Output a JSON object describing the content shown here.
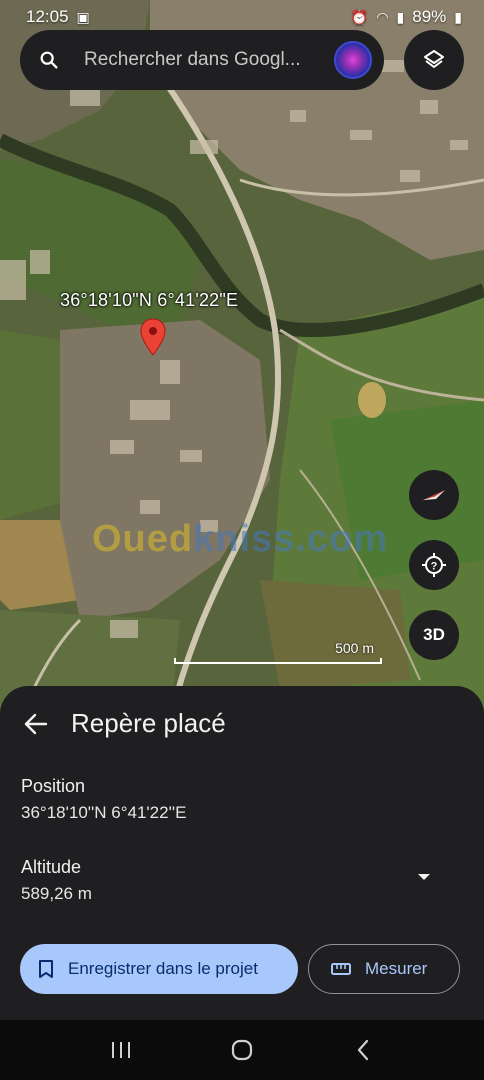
{
  "status_bar": {
    "time": "12:05",
    "battery": "89%"
  },
  "search": {
    "placeholder": "Rechercher dans Googl..."
  },
  "map": {
    "coordinates_label": "36°18'10\"N 6°41'22\"E",
    "watermark_prefix": "Oued",
    "watermark_rest": "kniss.com",
    "scale_label": "500 m",
    "btn_3d": "3D",
    "pin_color": "#ea4335"
  },
  "sheet": {
    "title": "Repère placé",
    "position_label": "Position",
    "position_value": "36°18'10''N 6°41'22''E",
    "altitude_label": "Altitude",
    "altitude_value": "589,26 m",
    "save_label": "Enregistrer dans le projet",
    "measure_label": "Mesurer"
  },
  "colors": {
    "sheet_bg": "#1f1f21",
    "primary_button": "#a8c7fa",
    "primary_text": "#062e6f"
  }
}
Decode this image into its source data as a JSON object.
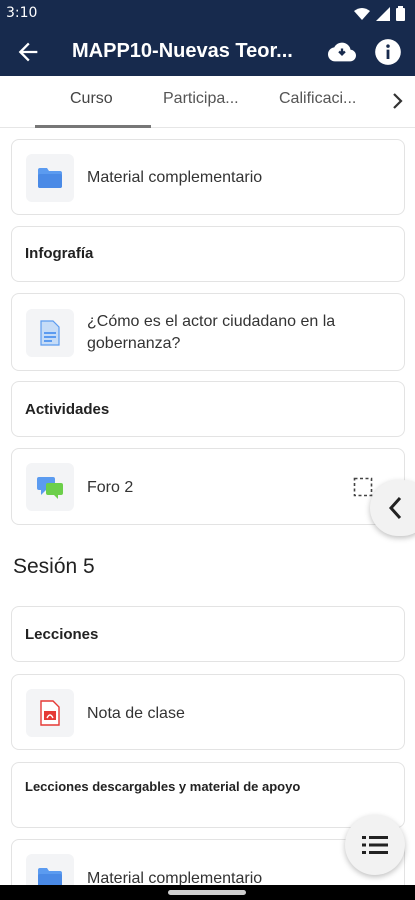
{
  "status_bar": {
    "time": "3:10"
  },
  "app_bar": {
    "title": "MAPP10-Nuevas Teor..."
  },
  "tabs": [
    {
      "label": "Curso",
      "active": true
    },
    {
      "label": "Participa..."
    },
    {
      "label": "Calificaci..."
    }
  ],
  "items": {
    "material_1": "Material complementario",
    "infografia_heading": "Infografía",
    "infografia_item": "¿Cómo es el actor ciudadano en la gobernanza?",
    "actividades_heading": "Actividades",
    "foro": "Foro 2",
    "section": "Sesión 5",
    "lecciones_heading": "Lecciones",
    "nota": "Nota de clase",
    "descargables_heading": "Lecciones descargables y material de apoyo",
    "material_2": "Material complementario"
  },
  "icons": {
    "back": "arrow-left-icon",
    "download": "cloud-download-icon",
    "info": "info-icon",
    "folder": "folder-icon",
    "page": "page-icon",
    "forum": "forum-icon",
    "pdf": "pdf-icon",
    "checkbox": "completion-checkbox-icon",
    "drawer": "chevron-left-icon",
    "index": "list-icon"
  },
  "colors": {
    "app_bar": "#172a4d",
    "folder": "#5b9bf0",
    "pdf": "#e53935"
  }
}
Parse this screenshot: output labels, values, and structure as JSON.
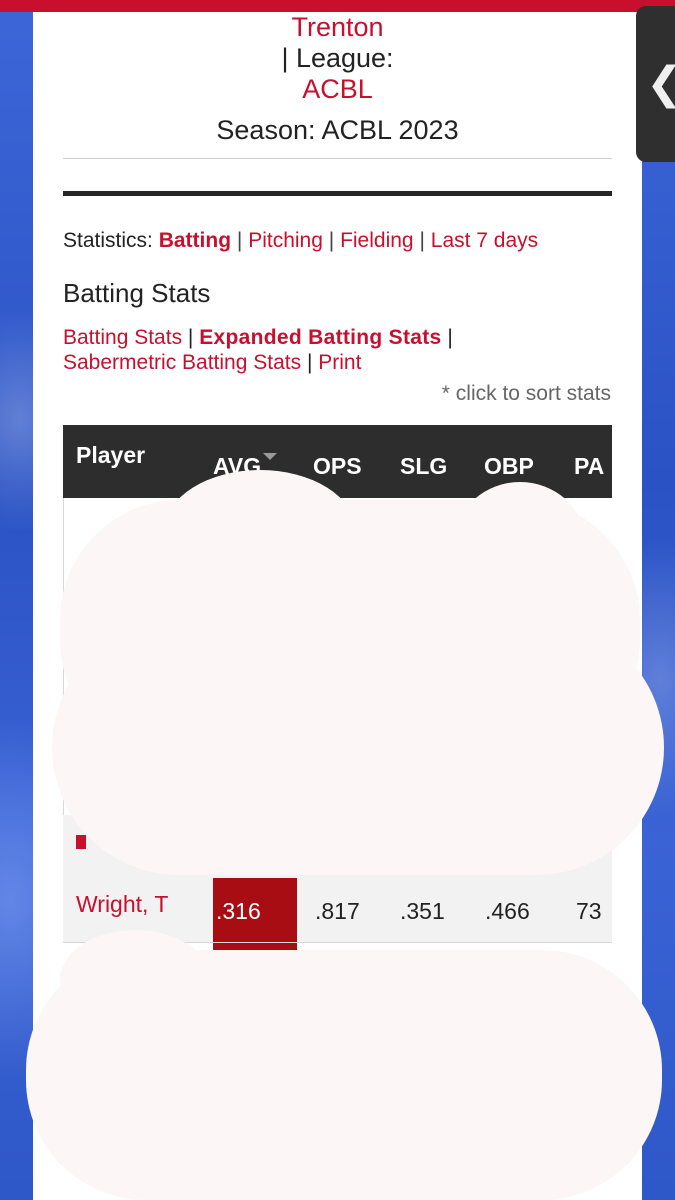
{
  "header": {
    "team": "Trenton",
    "league_label": "|  League:",
    "league_name": "ACBL",
    "season": "Season: ACBL 2023"
  },
  "nav": {
    "statistics_label": "Statistics:",
    "batting": "Batting",
    "pitching": "Pitching",
    "fielding": "Fielding",
    "last7": "Last 7 days",
    "separator": "|"
  },
  "section": {
    "title": "Batting Stats",
    "links": {
      "batting_stats": "Batting Stats",
      "expanded": "Expanded Batting Stats",
      "sabermetric": "Sabermetric Batting Stats",
      "print": "Print"
    },
    "sort_note": "* click to sort stats"
  },
  "table": {
    "columns": [
      "Player",
      "AVG",
      "OPS",
      "SLG",
      "OBP",
      "PA"
    ],
    "rows": [
      {
        "player": "Wright, T",
        "avg": ".316",
        "ops": ".817",
        "slg": ".351",
        "obp": ".466",
        "pa": "73"
      }
    ]
  },
  "side_tab": {
    "icon": "chevron-left-icon",
    "glyph": "❮"
  },
  "colors": {
    "accent": "#c8102e",
    "header_bg": "#2d2d2d",
    "sorted_cell": "#a70d13",
    "background": "#2b56c9"
  }
}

++++++++++++++++++++

The exercise> Output the records above exactly; leave out the pictures.

Response for this exercise>
Output a JSON object describing the content shown here.
{
  "status_bar": {
    "time": "12:05",
    "battery": "89%"
  },
  "search": {
    "placeholder": "Rechercher dans Googl..."
  },
  "map": {
    "coordinates_label": "36°18'10\"N 6°41'22\"E",
    "watermark_prefix": "Oued",
    "watermark_rest": "kniss.com",
    "scale_label": "500 m",
    "btn_3d": "3D",
    "pin_color": "#ea4335"
  },
  "sheet": {
    "title": "Repère placé",
    "position_label": "Position",
    "position_value": "36°18'10''N 6°41'22''E",
    "altitude_label": "Altitude",
    "altitude_value": "589,26 m",
    "save_label": "Enregistrer dans le projet",
    "measure_label": "Mesurer"
  },
  "colors": {
    "sheet_bg": "#1f1f21",
    "primary_button": "#a8c7fa",
    "primary_text": "#062e6f"
  }
}
Decode this image into its source data as a JSON object.
{
  "status_bar": {
    "time": "3:10"
  },
  "app_bar": {
    "title": "MAPP10-Nuevas Teor..."
  },
  "tabs": [
    {
      "label": "Curso",
      "active": true
    },
    {
      "label": "Participa..."
    },
    {
      "label": "Calificaci..."
    }
  ],
  "items": {
    "material_1": "Material complementario",
    "infografia_heading": "Infografía",
    "infografia_item": "¿Cómo es el actor ciudadano en la gobernanza?",
    "actividades_heading": "Actividades",
    "foro": "Foro 2",
    "section": "Sesión 5",
    "lecciones_heading": "Lecciones",
    "nota": "Nota de clase",
    "descargables_heading": "Lecciones descargables y material de apoyo",
    "material_2": "Material complementario"
  },
  "icons": {
    "back": "arrow-left-icon",
    "download": "cloud-download-icon",
    "info": "info-icon",
    "folder": "folder-icon",
    "page": "page-icon",
    "forum": "forum-icon",
    "pdf": "pdf-icon",
    "checkbox": "completion-checkbox-icon",
    "drawer": "chevron-left-icon",
    "index": "list-icon"
  },
  "colors": {
    "app_bar": "#172a4d",
    "folder": "#5b9bf0",
    "pdf": "#e53935"
  }
}
Parse this screenshot: output labels, values, and structure as JSON.
{
  "header": {
    "team": "Trenton",
    "league_label": "|  League:",
    "league_name": "ACBL",
    "season": "Season: ACBL 2023"
  },
  "nav": {
    "statistics_label": "Statistics:",
    "batting": "Batting",
    "pitching": "Pitching",
    "fielding": "Fielding",
    "last7": "Last 7 days",
    "separator": "|"
  },
  "section": {
    "title": "Batting Stats",
    "links": {
      "batting_stats": "Batting Stats",
      "expanded": "Expanded Batting Stats",
      "sabermetric": "Sabermetric Batting Stats",
      "print": "Print"
    },
    "sort_note": "* click to sort stats"
  },
  "table": {
    "columns": [
      "Player",
      "AVG",
      "OPS",
      "SLG",
      "OBP",
      "PA"
    ],
    "rows": [
      {
        "player": "Wright, T",
        "avg": ".316",
        "ops": ".817",
        "slg": ".351",
        "obp": ".466",
        "pa": "73"
      }
    ]
  },
  "side_tab": {
    "icon": "chevron-left-icon",
    "glyph": "❮"
  },
  "colors": {
    "accent": "#c8102e",
    "header_bg": "#2d2d2d",
    "sorted_cell": "#a70d13",
    "background": "#2b56c9"
  }
}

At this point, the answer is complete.